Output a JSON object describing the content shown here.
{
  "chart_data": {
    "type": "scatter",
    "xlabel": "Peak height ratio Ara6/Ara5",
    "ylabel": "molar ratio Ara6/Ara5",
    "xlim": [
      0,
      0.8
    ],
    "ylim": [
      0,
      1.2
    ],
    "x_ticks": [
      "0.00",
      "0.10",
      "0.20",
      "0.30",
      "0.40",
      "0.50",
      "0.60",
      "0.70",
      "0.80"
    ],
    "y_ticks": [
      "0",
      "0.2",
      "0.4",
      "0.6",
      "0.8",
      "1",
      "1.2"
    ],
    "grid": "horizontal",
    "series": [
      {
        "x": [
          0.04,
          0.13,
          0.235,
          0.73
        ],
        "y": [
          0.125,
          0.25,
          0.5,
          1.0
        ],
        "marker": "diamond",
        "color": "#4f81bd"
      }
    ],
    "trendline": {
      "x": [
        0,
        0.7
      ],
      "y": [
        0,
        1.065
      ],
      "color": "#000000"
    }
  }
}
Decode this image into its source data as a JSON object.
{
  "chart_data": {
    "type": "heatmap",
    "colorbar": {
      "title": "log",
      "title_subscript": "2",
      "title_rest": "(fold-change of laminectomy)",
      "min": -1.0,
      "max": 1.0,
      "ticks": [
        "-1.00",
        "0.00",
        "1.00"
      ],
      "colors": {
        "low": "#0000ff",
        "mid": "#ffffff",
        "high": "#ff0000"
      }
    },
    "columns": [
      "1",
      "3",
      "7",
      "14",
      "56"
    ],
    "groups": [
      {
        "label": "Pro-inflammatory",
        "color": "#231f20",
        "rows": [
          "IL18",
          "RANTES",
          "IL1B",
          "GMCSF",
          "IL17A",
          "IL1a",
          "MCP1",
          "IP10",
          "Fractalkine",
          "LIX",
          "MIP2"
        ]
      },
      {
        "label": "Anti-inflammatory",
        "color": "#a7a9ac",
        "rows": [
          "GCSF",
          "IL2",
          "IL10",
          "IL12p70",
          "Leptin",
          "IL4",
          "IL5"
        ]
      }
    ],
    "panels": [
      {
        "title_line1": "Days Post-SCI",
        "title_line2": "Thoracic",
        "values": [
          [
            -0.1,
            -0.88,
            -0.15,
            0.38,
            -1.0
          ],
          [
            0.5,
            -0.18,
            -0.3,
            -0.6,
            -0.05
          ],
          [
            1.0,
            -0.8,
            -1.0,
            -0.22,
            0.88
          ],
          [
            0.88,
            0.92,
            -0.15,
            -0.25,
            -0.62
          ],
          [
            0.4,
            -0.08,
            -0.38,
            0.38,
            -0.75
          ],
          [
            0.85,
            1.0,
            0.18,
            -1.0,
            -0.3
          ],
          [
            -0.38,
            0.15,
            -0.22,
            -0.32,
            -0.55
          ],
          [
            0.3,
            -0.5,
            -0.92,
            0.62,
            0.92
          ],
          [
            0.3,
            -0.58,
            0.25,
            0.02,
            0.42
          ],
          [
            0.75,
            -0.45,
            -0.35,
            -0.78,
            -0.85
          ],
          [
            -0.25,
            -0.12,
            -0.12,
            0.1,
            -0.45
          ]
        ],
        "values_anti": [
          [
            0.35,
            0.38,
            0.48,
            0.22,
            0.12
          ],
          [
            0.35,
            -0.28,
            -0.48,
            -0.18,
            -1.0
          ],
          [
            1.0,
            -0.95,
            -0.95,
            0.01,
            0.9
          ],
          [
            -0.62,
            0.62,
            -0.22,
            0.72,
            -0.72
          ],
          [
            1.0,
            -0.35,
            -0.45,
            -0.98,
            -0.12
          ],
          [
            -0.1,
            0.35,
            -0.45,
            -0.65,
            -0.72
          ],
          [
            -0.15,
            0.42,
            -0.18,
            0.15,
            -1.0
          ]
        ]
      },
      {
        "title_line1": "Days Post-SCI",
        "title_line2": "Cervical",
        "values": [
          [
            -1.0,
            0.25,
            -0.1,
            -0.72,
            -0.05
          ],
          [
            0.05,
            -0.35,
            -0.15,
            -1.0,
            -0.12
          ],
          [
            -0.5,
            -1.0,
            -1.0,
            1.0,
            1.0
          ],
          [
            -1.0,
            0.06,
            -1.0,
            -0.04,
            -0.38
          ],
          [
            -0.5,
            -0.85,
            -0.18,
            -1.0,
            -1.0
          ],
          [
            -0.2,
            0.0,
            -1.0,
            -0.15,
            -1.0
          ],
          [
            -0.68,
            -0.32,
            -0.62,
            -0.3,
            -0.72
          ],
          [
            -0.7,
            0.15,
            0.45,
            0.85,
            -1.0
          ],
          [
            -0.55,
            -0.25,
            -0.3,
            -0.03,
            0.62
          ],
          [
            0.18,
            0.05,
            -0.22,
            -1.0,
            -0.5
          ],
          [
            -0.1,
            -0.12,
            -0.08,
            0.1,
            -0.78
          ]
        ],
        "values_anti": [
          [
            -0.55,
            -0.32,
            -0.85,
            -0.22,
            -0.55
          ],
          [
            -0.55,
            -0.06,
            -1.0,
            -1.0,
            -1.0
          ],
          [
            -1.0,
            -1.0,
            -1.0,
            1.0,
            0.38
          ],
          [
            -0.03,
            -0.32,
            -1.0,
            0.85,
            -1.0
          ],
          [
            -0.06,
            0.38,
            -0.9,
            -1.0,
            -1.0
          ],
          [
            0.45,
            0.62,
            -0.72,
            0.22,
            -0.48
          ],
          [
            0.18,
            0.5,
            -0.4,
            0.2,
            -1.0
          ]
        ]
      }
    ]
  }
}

Task description:
Report each line in the preceding entries that holds the string "object".

The reply:
Output a JSON object describing the content shown here.
Decode this image into its source data as a JSON object.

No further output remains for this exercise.